» **TASK**
Write out each of the lines below exactly as they are given.

(Layout element annotations)
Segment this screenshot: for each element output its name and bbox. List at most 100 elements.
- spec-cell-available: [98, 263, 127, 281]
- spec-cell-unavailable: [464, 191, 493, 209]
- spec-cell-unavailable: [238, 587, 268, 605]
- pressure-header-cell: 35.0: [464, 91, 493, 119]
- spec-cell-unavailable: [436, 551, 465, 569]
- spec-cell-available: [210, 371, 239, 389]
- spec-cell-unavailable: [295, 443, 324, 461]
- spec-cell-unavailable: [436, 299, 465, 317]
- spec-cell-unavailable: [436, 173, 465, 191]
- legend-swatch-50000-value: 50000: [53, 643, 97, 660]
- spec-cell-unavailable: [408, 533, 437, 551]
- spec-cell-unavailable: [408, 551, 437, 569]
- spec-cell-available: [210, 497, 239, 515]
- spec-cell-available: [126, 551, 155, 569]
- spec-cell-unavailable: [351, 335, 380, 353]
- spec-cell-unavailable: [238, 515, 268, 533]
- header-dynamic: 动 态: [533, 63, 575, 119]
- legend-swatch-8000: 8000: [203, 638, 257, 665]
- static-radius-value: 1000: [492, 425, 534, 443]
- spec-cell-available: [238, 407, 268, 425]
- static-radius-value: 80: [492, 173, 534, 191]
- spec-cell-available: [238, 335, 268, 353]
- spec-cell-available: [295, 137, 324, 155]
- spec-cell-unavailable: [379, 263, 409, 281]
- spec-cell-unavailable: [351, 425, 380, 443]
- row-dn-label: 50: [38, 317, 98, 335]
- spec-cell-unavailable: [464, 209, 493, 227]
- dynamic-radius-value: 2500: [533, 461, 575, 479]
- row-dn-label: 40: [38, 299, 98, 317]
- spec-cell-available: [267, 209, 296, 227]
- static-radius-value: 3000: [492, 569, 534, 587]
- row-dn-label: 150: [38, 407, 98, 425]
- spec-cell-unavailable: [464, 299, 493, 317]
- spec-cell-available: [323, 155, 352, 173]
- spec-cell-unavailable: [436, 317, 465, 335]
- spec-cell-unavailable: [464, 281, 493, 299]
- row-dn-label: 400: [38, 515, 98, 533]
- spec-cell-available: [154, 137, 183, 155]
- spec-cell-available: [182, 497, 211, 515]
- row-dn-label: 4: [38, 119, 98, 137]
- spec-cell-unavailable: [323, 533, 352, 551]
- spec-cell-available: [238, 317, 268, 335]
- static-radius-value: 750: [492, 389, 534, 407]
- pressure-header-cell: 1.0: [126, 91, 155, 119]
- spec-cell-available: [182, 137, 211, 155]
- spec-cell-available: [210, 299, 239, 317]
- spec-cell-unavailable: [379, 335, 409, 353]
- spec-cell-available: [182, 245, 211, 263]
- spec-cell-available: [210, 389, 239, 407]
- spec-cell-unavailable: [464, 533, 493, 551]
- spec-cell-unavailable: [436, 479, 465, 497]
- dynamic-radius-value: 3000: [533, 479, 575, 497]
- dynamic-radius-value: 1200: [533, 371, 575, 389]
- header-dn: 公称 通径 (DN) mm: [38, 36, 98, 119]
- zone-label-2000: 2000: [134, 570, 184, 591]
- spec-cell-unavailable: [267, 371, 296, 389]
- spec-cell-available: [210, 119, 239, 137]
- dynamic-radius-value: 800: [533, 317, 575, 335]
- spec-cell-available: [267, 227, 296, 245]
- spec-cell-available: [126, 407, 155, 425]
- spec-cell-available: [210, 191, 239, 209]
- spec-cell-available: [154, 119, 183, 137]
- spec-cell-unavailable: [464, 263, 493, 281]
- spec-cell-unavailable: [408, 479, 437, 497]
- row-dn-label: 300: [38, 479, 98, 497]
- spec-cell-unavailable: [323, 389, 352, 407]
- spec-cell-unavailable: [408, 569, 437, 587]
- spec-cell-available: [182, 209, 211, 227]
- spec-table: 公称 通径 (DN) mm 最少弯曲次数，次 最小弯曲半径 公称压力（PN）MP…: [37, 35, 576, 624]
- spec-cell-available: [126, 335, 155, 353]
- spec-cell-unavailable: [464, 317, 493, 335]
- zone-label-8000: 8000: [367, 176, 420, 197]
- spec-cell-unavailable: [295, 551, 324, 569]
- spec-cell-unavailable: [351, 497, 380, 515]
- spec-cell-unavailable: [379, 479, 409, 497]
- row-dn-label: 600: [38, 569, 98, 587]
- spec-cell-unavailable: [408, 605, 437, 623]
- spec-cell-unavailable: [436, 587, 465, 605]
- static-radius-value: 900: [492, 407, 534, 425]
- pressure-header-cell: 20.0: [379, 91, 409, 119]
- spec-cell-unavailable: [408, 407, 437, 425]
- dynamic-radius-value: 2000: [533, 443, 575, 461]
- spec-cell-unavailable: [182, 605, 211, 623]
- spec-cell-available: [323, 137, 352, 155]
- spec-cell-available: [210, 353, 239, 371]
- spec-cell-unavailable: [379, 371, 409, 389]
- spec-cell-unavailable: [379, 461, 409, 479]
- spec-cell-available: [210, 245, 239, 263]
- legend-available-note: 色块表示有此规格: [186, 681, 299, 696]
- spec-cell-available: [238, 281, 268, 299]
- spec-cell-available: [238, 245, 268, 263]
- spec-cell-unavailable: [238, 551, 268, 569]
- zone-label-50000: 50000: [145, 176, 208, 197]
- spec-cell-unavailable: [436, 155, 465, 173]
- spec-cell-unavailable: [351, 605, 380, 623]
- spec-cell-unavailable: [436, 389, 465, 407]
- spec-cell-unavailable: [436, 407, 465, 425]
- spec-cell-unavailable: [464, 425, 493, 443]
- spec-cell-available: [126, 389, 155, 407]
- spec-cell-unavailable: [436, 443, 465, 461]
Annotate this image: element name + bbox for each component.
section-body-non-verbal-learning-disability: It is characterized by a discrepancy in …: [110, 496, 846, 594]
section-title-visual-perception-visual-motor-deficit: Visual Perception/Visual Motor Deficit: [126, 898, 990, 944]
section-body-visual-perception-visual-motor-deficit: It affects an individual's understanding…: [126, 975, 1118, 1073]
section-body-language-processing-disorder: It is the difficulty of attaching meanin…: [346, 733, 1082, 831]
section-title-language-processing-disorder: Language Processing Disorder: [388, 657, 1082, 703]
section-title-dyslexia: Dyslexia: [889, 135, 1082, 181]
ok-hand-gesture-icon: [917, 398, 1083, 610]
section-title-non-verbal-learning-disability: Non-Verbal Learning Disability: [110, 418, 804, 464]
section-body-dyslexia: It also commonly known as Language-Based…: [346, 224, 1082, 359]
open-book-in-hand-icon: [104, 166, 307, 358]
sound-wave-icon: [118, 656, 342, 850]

» **EXERCISE ANSWER**
Segment this screenshot: for each element output its name and bbox. List at most 100 elements.
- spec-cell-available: [98, 263, 127, 281]
- spec-cell-unavailable: [464, 191, 493, 209]
- spec-cell-unavailable: [238, 587, 268, 605]
- pressure-header-cell: 35.0: [464, 91, 493, 119]
- spec-cell-unavailable: [436, 551, 465, 569]
- spec-cell-available: [210, 371, 239, 389]
- spec-cell-unavailable: [295, 443, 324, 461]
- spec-cell-unavailable: [436, 299, 465, 317]
- spec-cell-unavailable: [436, 173, 465, 191]
- legend-swatch-50000-value: 50000: [53, 643, 97, 660]
- spec-cell-unavailable: [408, 533, 437, 551]
- spec-cell-unavailable: [408, 551, 437, 569]
- spec-cell-available: [210, 497, 239, 515]
- spec-cell-available: [126, 551, 155, 569]
- spec-cell-unavailable: [351, 335, 380, 353]
- spec-cell-unavailable: [238, 515, 268, 533]
- header-dynamic: 动 态: [533, 63, 575, 119]
- legend-swatch-8000: 8000: [203, 638, 257, 665]
- static-radius-value: 1000: [492, 425, 534, 443]
- spec-cell-available: [238, 407, 268, 425]
- static-radius-value: 80: [492, 173, 534, 191]
- spec-cell-available: [238, 335, 268, 353]
- spec-cell-available: [295, 137, 324, 155]
- spec-cell-unavailable: [379, 263, 409, 281]
- spec-cell-unavailable: [351, 425, 380, 443]
- row-dn-label: 50: [38, 317, 98, 335]
- spec-cell-unavailable: [464, 209, 493, 227]
- dynamic-radius-value: 2500: [533, 461, 575, 479]
- row-dn-label: 40: [38, 299, 98, 317]
- spec-cell-available: [267, 209, 296, 227]
- static-radius-value: 3000: [492, 569, 534, 587]
- row-dn-label: 150: [38, 407, 98, 425]
- spec-cell-unavailable: [464, 299, 493, 317]
- spec-cell-available: [323, 155, 352, 173]
- spec-cell-unavailable: [436, 317, 465, 335]
- spec-cell-unavailable: [464, 281, 493, 299]
- row-dn-label: 400: [38, 515, 98, 533]
- spec-cell-available: [154, 137, 183, 155]
- spec-cell-available: [182, 497, 211, 515]
- row-dn-label: 4: [38, 119, 98, 137]
- spec-cell-unavailable: [323, 533, 352, 551]
- spec-cell-available: [238, 317, 268, 335]
- static-radius-value: 750: [492, 389, 534, 407]
- pressure-header-cell: 1.0: [126, 91, 155, 119]
- spec-cell-available: [182, 137, 211, 155]
- spec-cell-available: [210, 299, 239, 317]
- spec-cell-unavailable: [379, 335, 409, 353]
- spec-cell-available: [182, 245, 211, 263]
- spec-cell-available: [210, 389, 239, 407]
- spec-cell-unavailable: [464, 533, 493, 551]
- spec-cell-unavailable: [436, 479, 465, 497]
- dynamic-radius-value: 3000: [533, 479, 575, 497]
- dynamic-radius-value: 1200: [533, 371, 575, 389]
- header-dn: 公称 通径 (DN) mm: [38, 36, 98, 119]
- zone-label-2000: 2000: [134, 570, 184, 591]
- spec-cell-unavailable: [267, 371, 296, 389]
- spec-cell-available: [210, 119, 239, 137]
- dynamic-radius-value: 800: [533, 317, 575, 335]
- spec-cell-available: [267, 227, 296, 245]
- spec-cell-available: [126, 407, 155, 425]
- spec-cell-available: [210, 191, 239, 209]
- spec-cell-available: [154, 119, 183, 137]
- spec-cell-unavailable: [464, 263, 493, 281]
- spec-cell-unavailable: [408, 479, 437, 497]
- row-dn-label: 300: [38, 479, 98, 497]
- spec-cell-unavailable: [323, 389, 352, 407]
- spec-cell-unavailable: [408, 569, 437, 587]
- spec-cell-available: [182, 209, 211, 227]
- spec-table: 公称 通径 (DN) mm 最少弯曲次数，次 最小弯曲半径 公称压力（PN）MP…: [37, 35, 576, 624]
- spec-cell-available: [126, 335, 155, 353]
- spec-cell-unavailable: [464, 317, 493, 335]
- zone-label-8000: 8000: [367, 176, 420, 197]
- spec-cell-unavailable: [295, 551, 324, 569]
- spec-cell-unavailable: [351, 497, 380, 515]
- spec-cell-unavailable: [379, 479, 409, 497]
- row-dn-label: 600: [38, 569, 98, 587]
- spec-cell-unavailable: [408, 605, 437, 623]
- spec-cell-unavailable: [436, 587, 465, 605]
- static-radius-value: 900: [492, 407, 534, 425]
- pressure-header-cell: 20.0: [379, 91, 409, 119]
- spec-cell-unavailable: [408, 407, 437, 425]
- dynamic-radius-value: 2000: [533, 443, 575, 461]
- spec-cell-unavailable: [182, 605, 211, 623]
- spec-cell-available: [323, 137, 352, 155]
- spec-cell-available: [210, 353, 239, 371]
- spec-cell-unavailable: [379, 371, 409, 389]
- spec-cell-unavailable: [379, 461, 409, 479]
- spec-cell-available: [210, 245, 239, 263]
- legend-available-note: 色块表示有此规格: [186, 681, 299, 696]
- spec-cell-available: [238, 281, 268, 299]
- spec-cell-available: [238, 245, 268, 263]
- spec-cell-unavailable: [238, 551, 268, 569]
- zone-label-50000: 50000: [145, 176, 208, 197]
- spec-cell-unavailable: [436, 155, 465, 173]
- spec-cell-unavailable: [351, 605, 380, 623]
- spec-cell-unavailable: [436, 389, 465, 407]
- spec-cell-unavailable: [436, 407, 465, 425]
- spec-cell-unavailable: [464, 425, 493, 443]
- spec-cell-available: [126, 389, 155, 407]
- spec-cell-unavailable: [436, 443, 465, 461]
Annotate this image: element name + bbox for each component.
section-body-non-verbal-learning-disability: It is characterized by a discrepancy in …: [110, 496, 846, 594]
section-title-visual-perception-visual-motor-deficit: Visual Perception/Visual Motor Deficit: [126, 898, 990, 944]
section-body-visual-perception-visual-motor-deficit: It affects an individual's understanding…: [126, 975, 1118, 1073]
section-body-language-processing-disorder: It is the difficulty of attaching meanin…: [346, 733, 1082, 831]
section-title-language-processing-disorder: Language Processing Disorder: [388, 657, 1082, 703]
section-title-dyslexia: Dyslexia: [889, 135, 1082, 181]
ok-hand-gesture-icon: [917, 398, 1083, 610]
section-title-non-verbal-learning-disability: Non-Verbal Learning Disability: [110, 418, 804, 464]
section-body-dyslexia: It also commonly known as Language-Based…: [346, 224, 1082, 359]
open-book-in-hand-icon: [104, 166, 307, 358]
sound-wave-icon: [118, 656, 342, 850]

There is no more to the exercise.